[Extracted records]
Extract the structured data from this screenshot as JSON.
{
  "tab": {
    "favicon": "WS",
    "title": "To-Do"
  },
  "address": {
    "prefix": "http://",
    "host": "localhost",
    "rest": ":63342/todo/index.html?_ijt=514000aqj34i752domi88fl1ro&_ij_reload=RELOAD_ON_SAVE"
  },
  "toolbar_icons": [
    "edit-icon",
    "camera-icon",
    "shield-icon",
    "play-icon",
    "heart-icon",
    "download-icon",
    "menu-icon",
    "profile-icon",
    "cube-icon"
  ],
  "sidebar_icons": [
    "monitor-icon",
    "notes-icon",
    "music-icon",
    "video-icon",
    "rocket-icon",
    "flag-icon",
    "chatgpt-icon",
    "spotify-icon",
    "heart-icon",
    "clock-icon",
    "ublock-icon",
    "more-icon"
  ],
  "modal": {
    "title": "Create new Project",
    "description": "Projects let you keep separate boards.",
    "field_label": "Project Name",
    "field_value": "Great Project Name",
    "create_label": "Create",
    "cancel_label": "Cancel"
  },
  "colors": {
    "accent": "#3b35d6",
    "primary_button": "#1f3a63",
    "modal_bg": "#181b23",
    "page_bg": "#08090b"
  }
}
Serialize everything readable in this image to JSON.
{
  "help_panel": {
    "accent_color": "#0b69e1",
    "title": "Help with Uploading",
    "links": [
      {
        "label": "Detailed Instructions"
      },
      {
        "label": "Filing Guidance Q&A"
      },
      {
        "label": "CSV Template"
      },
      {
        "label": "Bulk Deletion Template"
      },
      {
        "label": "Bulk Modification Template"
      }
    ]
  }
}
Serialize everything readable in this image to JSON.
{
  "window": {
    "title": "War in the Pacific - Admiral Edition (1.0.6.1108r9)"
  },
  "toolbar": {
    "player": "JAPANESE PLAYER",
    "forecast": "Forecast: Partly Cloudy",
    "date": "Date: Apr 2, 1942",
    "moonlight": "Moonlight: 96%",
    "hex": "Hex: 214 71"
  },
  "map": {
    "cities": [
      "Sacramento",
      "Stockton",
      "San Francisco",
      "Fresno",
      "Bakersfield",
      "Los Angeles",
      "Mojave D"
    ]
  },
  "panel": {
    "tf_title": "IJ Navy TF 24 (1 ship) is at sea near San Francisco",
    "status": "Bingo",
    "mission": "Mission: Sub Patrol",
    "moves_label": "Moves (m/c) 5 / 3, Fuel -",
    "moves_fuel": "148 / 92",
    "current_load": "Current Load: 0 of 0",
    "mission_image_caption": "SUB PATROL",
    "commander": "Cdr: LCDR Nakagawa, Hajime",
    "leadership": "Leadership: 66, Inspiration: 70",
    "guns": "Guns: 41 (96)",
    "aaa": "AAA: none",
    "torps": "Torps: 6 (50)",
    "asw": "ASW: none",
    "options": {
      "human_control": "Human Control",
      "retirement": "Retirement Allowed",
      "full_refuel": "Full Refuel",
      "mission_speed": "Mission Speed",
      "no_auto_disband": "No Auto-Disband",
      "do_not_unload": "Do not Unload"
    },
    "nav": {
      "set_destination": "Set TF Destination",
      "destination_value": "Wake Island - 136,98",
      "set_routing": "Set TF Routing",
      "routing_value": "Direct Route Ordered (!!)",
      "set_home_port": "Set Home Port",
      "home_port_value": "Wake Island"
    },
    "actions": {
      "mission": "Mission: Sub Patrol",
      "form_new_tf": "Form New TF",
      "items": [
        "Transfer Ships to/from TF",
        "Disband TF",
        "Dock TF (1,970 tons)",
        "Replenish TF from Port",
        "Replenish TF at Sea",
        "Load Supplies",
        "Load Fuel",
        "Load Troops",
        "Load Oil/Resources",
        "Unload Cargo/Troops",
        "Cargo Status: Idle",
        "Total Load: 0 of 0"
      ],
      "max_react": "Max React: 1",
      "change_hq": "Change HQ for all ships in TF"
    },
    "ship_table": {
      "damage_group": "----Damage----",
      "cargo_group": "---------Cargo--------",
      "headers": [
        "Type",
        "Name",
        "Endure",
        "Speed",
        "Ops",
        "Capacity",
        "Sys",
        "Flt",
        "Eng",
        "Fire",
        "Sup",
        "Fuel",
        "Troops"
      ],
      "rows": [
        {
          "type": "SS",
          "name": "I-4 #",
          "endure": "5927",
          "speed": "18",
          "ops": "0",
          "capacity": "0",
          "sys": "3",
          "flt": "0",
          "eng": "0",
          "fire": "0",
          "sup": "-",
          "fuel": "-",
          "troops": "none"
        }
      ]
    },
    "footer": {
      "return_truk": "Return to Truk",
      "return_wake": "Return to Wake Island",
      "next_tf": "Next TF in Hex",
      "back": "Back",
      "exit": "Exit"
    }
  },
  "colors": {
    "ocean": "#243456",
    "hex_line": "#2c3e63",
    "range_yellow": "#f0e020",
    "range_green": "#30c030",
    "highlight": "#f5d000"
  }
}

### [Task]
Give only the number of lines in the entries that contain "Island".

### [Exercise output]
3